§ Task inputs:
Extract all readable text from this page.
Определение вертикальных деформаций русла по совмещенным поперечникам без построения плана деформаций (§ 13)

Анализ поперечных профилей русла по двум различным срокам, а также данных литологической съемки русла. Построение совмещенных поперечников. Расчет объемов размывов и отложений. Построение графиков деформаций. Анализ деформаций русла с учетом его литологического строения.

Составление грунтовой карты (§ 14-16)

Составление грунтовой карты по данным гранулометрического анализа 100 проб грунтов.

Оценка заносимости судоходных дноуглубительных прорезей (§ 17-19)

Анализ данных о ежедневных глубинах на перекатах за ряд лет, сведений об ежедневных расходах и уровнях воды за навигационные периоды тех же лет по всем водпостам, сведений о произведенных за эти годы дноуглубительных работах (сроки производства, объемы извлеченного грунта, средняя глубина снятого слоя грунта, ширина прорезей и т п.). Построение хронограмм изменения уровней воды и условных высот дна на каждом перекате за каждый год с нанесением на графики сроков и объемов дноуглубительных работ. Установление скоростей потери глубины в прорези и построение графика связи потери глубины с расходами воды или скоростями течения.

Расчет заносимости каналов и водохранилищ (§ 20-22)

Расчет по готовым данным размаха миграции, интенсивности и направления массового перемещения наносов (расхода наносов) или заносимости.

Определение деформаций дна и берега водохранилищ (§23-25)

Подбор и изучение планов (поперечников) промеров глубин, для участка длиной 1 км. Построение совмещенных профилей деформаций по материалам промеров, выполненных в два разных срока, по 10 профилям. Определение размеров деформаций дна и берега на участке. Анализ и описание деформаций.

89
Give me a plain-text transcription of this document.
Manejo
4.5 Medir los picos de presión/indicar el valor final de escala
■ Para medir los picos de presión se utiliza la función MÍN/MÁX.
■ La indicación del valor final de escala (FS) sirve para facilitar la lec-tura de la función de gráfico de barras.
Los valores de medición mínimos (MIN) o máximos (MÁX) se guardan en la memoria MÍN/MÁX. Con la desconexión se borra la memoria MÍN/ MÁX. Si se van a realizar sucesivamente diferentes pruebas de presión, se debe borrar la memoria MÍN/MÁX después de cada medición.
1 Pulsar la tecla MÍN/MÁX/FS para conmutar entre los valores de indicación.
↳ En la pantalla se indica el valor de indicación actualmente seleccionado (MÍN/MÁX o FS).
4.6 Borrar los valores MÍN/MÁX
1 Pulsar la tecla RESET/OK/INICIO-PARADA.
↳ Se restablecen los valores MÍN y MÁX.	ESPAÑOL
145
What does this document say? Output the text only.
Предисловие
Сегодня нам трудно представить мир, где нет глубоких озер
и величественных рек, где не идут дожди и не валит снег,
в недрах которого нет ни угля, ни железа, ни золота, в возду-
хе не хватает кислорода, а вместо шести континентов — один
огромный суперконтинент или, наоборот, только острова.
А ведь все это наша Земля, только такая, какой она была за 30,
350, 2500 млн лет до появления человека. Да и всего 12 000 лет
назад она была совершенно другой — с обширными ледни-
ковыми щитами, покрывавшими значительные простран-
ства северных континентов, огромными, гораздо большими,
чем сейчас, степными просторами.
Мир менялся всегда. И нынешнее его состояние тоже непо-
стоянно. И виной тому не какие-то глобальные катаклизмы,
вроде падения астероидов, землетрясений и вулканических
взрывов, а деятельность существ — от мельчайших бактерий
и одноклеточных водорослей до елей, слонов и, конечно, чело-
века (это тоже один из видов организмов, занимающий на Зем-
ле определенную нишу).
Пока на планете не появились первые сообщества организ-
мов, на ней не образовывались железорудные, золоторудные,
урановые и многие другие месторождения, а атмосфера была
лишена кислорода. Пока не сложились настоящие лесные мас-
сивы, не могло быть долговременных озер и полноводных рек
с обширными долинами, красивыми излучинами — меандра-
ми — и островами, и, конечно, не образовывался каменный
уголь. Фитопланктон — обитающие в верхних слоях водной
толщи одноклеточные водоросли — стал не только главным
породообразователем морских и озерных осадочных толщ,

§ The request:
Pull out each line containing the word "Расчет" and copy it.

§ Output of the exercise:
Анализ поперечных профилей русла по двум различным срокам, а также данных литологической съемки русла. Построение совмещенных поперечников. Расчет объемов размывов и отложений. Построение графиков деформаций. Анализ деформаций русла с учетом его литологического строения.
Расчет заносимости каналов и водохранилищ (§ 20-22)
Расчет по готовым данным размаха миграции, интенсивности и направления массового перемещения наносов (расхода наносов) или заносимости.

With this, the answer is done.